▶ _WHAT THE TASK ASKS_: From the entries that follow, gather each line holding the word "нарушения".

▶ _Recorded data_:
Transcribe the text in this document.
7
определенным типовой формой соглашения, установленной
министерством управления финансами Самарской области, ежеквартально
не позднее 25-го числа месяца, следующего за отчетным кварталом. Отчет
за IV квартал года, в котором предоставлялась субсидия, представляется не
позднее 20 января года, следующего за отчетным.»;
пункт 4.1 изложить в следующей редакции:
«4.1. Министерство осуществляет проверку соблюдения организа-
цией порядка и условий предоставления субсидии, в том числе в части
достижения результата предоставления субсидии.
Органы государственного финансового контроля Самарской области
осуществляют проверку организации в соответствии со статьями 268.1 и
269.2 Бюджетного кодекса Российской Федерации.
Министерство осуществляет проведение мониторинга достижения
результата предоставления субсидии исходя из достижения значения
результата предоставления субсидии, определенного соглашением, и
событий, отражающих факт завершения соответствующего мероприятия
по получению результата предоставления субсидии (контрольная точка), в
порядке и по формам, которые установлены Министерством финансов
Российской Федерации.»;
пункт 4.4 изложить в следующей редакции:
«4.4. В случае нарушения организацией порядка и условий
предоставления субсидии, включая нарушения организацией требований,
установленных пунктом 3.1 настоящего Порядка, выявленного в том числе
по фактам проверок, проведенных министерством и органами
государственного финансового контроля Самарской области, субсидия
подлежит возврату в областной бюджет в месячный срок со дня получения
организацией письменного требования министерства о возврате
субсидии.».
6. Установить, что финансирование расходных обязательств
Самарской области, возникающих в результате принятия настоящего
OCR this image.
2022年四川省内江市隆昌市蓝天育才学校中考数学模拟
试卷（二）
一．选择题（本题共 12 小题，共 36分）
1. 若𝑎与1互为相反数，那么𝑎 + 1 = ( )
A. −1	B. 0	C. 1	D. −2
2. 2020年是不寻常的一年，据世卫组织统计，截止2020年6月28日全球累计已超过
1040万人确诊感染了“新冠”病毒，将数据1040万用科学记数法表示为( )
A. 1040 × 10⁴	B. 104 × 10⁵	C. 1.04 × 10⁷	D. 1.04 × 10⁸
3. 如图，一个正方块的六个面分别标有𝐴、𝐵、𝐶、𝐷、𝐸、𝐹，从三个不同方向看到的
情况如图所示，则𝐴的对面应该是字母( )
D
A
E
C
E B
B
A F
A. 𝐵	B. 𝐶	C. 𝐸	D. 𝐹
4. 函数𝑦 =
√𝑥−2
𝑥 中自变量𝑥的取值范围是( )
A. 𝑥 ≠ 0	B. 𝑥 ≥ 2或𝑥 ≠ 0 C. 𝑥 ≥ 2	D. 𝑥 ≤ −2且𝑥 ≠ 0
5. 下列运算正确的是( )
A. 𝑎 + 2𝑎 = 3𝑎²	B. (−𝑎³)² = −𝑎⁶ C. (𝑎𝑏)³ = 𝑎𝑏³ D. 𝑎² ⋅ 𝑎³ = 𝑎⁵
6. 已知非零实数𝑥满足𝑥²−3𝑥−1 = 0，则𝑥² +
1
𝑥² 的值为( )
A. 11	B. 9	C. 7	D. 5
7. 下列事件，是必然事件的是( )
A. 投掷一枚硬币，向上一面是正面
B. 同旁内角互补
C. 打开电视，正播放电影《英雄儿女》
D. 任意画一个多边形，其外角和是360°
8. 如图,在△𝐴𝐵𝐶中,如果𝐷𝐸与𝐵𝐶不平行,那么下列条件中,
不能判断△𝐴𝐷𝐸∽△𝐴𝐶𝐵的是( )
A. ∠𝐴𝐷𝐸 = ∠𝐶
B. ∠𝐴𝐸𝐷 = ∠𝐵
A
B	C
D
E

▶ _REPLY_:
«4.4. В случае нарушения организацией порядка и условий
предоставления субсидии, включая нарушения организацией требований,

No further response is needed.